WORK INSTRUCTIONS:
Collect each line of the records containing the string "złotych".

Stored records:

^^^^^^^^

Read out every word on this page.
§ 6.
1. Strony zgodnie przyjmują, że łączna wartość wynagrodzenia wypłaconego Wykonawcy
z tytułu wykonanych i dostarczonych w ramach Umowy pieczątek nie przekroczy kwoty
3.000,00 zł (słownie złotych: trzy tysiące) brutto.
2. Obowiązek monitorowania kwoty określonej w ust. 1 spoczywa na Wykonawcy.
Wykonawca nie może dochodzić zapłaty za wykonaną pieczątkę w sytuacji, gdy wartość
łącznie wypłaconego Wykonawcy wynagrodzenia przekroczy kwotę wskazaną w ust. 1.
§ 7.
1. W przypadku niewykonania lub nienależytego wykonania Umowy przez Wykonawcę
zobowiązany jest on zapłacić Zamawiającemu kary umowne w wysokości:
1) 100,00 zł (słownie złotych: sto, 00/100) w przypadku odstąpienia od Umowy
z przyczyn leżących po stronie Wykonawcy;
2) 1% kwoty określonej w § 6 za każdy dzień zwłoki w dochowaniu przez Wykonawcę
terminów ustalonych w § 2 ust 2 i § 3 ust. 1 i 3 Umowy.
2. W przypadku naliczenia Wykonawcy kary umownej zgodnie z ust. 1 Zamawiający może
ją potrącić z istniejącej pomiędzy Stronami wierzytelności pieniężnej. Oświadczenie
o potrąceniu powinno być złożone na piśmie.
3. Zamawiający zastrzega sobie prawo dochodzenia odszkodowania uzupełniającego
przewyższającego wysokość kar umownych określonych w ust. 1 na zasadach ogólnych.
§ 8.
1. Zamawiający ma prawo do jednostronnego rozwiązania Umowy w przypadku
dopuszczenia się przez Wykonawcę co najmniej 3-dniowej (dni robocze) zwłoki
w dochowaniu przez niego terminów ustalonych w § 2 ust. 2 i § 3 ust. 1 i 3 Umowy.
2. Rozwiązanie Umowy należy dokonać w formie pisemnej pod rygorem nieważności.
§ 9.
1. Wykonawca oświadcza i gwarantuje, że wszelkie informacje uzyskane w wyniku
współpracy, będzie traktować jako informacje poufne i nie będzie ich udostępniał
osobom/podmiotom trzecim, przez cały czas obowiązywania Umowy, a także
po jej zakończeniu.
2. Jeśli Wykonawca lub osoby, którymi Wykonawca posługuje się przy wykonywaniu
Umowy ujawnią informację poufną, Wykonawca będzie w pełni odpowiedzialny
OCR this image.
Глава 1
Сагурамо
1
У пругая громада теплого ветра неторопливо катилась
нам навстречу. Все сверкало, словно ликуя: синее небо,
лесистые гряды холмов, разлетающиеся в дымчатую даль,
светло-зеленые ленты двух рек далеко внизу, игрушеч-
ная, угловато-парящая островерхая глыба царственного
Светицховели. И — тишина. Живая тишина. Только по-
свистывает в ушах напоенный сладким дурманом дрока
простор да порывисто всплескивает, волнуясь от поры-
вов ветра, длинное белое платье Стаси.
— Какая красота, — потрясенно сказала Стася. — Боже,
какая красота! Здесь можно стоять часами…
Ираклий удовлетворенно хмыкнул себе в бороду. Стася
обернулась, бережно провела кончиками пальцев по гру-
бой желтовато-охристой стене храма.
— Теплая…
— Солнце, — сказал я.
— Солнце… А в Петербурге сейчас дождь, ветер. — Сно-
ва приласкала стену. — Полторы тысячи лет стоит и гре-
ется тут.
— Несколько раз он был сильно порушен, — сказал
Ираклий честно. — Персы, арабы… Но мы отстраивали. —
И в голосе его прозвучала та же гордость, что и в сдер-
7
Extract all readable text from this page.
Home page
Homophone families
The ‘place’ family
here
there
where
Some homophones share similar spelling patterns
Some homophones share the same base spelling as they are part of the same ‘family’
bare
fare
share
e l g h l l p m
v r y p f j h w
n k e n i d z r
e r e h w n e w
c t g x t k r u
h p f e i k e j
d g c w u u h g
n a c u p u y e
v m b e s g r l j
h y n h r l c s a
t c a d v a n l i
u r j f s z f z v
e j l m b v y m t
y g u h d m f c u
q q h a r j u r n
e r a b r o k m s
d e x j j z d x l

^^^^^^^^

EXERCISE ANSWER:
3.000,00 zł (słownie złotych: trzy tysiące) brutto.
1) 100,00 zł (słownie złotych: sto, 00/100) w przypadku odstąpienia od Umowy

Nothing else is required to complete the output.